Your goal:
Write out the entries below word for word, starting at the first line and stopping after the line that contains "y-tick-label: 4,5 xyxy=(225,374,242,388)", with both of those lines included.

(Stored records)
· · · · · · ·

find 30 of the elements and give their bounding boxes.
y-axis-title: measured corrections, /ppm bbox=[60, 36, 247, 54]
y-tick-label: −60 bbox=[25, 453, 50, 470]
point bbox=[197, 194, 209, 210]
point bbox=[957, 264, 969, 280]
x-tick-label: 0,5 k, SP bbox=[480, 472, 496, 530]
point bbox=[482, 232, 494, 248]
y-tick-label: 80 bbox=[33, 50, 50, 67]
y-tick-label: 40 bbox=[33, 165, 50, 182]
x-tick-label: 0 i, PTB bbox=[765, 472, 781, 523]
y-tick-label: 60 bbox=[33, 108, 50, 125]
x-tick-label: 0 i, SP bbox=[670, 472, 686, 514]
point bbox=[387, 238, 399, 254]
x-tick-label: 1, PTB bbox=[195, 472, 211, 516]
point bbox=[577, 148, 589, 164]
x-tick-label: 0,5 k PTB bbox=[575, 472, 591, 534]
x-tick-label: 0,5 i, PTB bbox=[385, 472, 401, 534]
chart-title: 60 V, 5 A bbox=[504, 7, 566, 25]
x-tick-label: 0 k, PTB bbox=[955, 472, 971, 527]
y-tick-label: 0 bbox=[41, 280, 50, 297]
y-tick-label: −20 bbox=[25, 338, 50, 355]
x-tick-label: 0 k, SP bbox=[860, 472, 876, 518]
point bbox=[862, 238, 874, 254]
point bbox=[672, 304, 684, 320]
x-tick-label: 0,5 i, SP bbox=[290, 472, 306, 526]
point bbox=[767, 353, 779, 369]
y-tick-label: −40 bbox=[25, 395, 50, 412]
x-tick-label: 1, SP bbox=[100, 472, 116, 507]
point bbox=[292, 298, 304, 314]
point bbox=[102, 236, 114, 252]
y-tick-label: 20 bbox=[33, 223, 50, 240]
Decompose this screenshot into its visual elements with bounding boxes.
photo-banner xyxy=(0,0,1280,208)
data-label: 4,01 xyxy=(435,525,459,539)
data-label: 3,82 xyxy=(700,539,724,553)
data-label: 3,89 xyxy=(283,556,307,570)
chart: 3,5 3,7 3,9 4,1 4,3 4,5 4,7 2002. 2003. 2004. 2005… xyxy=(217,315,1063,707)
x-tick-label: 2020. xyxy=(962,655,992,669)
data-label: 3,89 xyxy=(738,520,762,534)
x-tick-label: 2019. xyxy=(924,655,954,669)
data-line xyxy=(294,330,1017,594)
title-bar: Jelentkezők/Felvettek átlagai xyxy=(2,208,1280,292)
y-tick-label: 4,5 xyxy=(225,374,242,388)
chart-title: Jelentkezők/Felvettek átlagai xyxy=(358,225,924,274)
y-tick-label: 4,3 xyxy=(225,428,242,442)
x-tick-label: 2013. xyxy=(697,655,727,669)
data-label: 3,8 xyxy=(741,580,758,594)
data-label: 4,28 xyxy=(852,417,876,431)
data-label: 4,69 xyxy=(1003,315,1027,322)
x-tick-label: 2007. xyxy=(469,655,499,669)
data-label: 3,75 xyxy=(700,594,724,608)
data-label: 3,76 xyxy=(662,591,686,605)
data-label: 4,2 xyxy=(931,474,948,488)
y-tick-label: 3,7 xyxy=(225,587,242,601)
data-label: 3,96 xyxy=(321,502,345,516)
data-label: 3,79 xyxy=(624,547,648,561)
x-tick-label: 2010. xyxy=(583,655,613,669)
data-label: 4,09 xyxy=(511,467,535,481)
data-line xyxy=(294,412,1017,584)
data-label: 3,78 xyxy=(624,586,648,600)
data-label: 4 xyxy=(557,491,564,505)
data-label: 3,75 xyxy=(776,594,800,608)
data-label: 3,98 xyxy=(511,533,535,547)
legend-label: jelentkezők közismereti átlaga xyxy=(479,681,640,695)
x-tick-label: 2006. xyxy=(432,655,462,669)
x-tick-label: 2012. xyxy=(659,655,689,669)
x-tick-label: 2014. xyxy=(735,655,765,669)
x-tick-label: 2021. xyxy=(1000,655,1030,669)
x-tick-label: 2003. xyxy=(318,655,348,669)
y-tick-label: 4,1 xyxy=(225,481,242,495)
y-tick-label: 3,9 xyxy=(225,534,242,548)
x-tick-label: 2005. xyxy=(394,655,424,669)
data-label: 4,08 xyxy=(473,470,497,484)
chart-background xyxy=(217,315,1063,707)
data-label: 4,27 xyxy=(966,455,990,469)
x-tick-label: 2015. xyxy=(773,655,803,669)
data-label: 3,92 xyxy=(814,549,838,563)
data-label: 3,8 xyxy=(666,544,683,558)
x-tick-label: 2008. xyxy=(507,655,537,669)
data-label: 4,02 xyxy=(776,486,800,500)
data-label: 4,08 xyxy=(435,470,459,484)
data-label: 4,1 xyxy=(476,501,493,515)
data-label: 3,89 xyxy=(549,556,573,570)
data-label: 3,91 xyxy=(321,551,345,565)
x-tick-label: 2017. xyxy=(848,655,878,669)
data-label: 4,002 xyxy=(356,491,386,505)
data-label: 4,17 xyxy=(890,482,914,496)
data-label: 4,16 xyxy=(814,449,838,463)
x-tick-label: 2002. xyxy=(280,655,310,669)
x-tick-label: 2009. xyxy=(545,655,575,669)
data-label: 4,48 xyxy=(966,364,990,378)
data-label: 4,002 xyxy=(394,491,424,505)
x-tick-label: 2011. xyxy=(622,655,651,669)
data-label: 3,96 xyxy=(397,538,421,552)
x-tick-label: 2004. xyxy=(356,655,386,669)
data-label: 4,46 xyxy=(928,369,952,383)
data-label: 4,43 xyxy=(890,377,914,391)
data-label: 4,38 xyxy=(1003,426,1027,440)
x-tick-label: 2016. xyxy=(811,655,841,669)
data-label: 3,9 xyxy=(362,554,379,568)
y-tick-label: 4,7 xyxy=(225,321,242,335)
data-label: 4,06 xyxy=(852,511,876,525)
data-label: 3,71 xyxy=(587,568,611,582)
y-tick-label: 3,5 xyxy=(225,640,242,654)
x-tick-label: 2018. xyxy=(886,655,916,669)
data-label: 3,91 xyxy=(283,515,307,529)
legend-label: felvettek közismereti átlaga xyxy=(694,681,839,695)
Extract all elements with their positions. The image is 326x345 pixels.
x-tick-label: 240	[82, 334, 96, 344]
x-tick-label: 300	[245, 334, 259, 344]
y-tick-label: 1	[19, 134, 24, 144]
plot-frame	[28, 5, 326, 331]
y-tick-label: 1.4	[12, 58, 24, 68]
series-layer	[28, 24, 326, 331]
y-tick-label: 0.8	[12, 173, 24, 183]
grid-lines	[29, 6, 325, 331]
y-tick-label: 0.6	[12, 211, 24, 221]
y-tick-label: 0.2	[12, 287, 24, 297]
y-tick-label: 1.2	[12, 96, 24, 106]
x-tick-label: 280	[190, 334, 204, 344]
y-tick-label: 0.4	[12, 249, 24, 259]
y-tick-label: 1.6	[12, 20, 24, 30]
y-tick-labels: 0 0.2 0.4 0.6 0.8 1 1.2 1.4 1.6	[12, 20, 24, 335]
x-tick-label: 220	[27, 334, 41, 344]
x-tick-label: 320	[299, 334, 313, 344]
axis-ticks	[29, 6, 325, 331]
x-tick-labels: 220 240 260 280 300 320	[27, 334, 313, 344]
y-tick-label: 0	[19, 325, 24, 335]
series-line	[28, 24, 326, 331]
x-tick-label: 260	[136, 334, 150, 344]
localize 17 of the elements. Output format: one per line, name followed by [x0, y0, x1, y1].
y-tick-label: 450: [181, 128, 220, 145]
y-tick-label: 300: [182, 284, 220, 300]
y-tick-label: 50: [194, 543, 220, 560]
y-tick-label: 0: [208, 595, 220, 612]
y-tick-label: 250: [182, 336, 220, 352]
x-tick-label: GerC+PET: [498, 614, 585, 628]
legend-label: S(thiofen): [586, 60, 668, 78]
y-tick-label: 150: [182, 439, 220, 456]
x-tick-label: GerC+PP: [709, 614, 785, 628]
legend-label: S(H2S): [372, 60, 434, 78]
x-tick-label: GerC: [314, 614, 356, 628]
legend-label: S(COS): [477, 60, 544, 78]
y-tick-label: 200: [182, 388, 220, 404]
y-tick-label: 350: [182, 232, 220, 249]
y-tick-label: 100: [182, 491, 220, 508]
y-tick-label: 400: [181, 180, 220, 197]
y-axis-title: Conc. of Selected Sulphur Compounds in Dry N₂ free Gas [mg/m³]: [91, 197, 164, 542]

· · · · · · ·

Right answer:
find 30 of the elements and give their bounding boxes.
y-axis-title: measured corrections, /ppm bbox=[60, 36, 247, 54]
y-tick-label: −60 bbox=[25, 453, 50, 470]
point bbox=[197, 194, 209, 210]
point bbox=[957, 264, 969, 280]
x-tick-label: 0,5 k, SP bbox=[480, 472, 496, 530]
point bbox=[482, 232, 494, 248]
y-tick-label: 80 bbox=[33, 50, 50, 67]
y-tick-label: 40 bbox=[33, 165, 50, 182]
x-tick-label: 0 i, PTB bbox=[765, 472, 781, 523]
y-tick-label: 60 bbox=[33, 108, 50, 125]
x-tick-label: 0 i, SP bbox=[670, 472, 686, 514]
point bbox=[387, 238, 399, 254]
x-tick-label: 1, PTB bbox=[195, 472, 211, 516]
point bbox=[577, 148, 589, 164]
x-tick-label: 0,5 k PTB bbox=[575, 472, 591, 534]
x-tick-label: 0,5 i, PTB bbox=[385, 472, 401, 534]
chart-title: 60 V, 5 A bbox=[504, 7, 566, 25]
x-tick-label: 0 k, PTB bbox=[955, 472, 971, 527]
y-tick-label: 0 bbox=[41, 280, 50, 297]
y-tick-label: −20 bbox=[25, 338, 50, 355]
x-tick-label: 0 k, SP bbox=[860, 472, 876, 518]
point bbox=[862, 238, 874, 254]
point bbox=[672, 304, 684, 320]
x-tick-label: 0,5 i, SP bbox=[290, 472, 306, 526]
point bbox=[767, 353, 779, 369]
y-tick-label: −40 bbox=[25, 395, 50, 412]
x-tick-label: 1, SP bbox=[100, 472, 116, 507]
point bbox=[292, 298, 304, 314]
point bbox=[102, 236, 114, 252]
y-tick-label: 20 bbox=[33, 223, 50, 240]
Decompose this screenshot into its visual elements with bounding boxes.
photo-banner xyxy=(0,0,1280,208)
data-label: 4,01 xyxy=(435,525,459,539)
data-label: 3,82 xyxy=(700,539,724,553)
data-label: 3,89 xyxy=(283,556,307,570)
chart: 3,5 3,7 3,9 4,1 4,3 4,5 4,7 2002. 2003. 2004. 2005… xyxy=(217,315,1063,707)
x-tick-label: 2020. xyxy=(962,655,992,669)
data-label: 3,89 xyxy=(738,520,762,534)
x-tick-label: 2019. xyxy=(924,655,954,669)
data-line xyxy=(294,330,1017,594)
title-bar: Jelentkezők/Felvettek átlagai xyxy=(2,208,1280,292)
y-tick-label: 4,5 xyxy=(225,374,242,388)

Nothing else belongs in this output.